* BRIEF *
In the material below, find each line holding the string "Intérêts" and copy it.

[Stored data]
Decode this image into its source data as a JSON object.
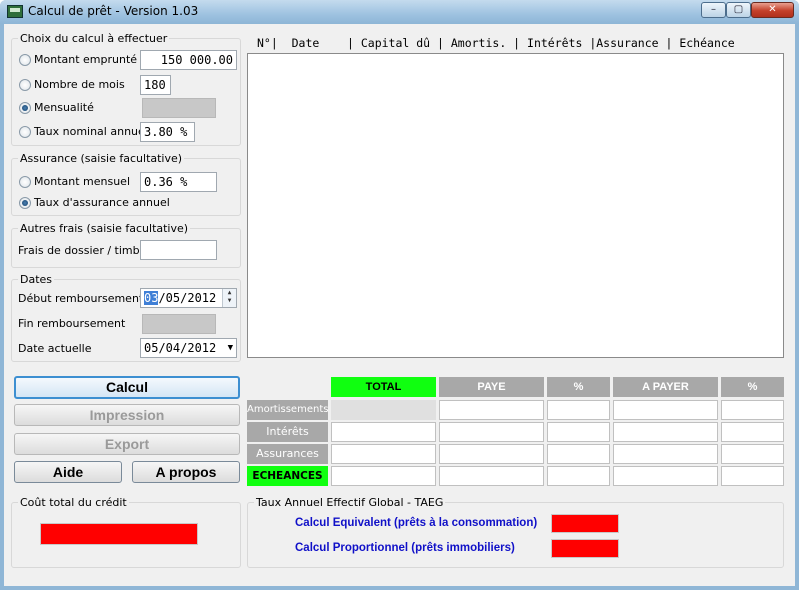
{
  "window": {
    "title": "Calcul de prêt - Version 1.03",
    "min": "–",
    "max": "▢",
    "close": "✕"
  },
  "calc_choice": {
    "legend": "Choix du calcul à effectuer",
    "montant_label": "Montant emprunté",
    "montant_value": "150 000.00",
    "mois_label": "Nombre de mois",
    "mois_value": "180",
    "mensualite_label": "Mensualité",
    "taux_label": "Taux nominal annuel",
    "taux_value": "3.80 %",
    "selected": "Mensualité"
  },
  "assurance": {
    "legend": "Assurance (saisie facultative)",
    "mensuel_label": "Montant mensuel",
    "mensuel_value": "0.36 %",
    "annuel_label": "Taux d'assurance annuel",
    "selected": "Taux d'assurance annuel"
  },
  "frais": {
    "legend": "Autres frais (saisie facultative)",
    "dossier_label": "Frais de dossier / timbre",
    "dossier_value": ""
  },
  "dates": {
    "legend": "Dates",
    "debut_label": "Début remboursement",
    "debut_day": "03",
    "debut_rest": "/05/2012",
    "fin_label": "Fin remboursement",
    "actuelle_label": "Date actuelle",
    "actuelle_value": "05/04/2012"
  },
  "buttons": {
    "calcul": "Calcul",
    "impression": "Impression",
    "export": "Export",
    "aide": "Aide",
    "apropos": "A propos"
  },
  "schedule_header": "N°|  Date    | Capital dû | Amortis. | Intérêts |Assurance | Echéance",
  "summary": {
    "columns": [
      "TOTAL",
      "PAYE",
      "%",
      "A PAYER",
      "%"
    ],
    "rows": [
      "Amortissements",
      "Intérêts",
      "Assurances",
      "ECHEANCES"
    ]
  },
  "cout": {
    "legend": "Coût total du crédit"
  },
  "taeg": {
    "legend": "Taux Annuel Effectif Global - TAEG",
    "equivalent": "Calcul Equivalent (prêts à la consommation)",
    "proportionnel": "Calcul Proportionnel (prêts immobiliers)"
  },
  "colors": {
    "accent_green": "#10ff10",
    "result_red": "#ff0000",
    "label_blue": "#1010c8",
    "header_gray": "#a8a8a8"
  }
}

* EXERCISE ANSWER *
  "schedule_header": "N°|  Date    | Capital dû | Amortis. | Intérêts |Assurance | Echéance",
      "Intérêts",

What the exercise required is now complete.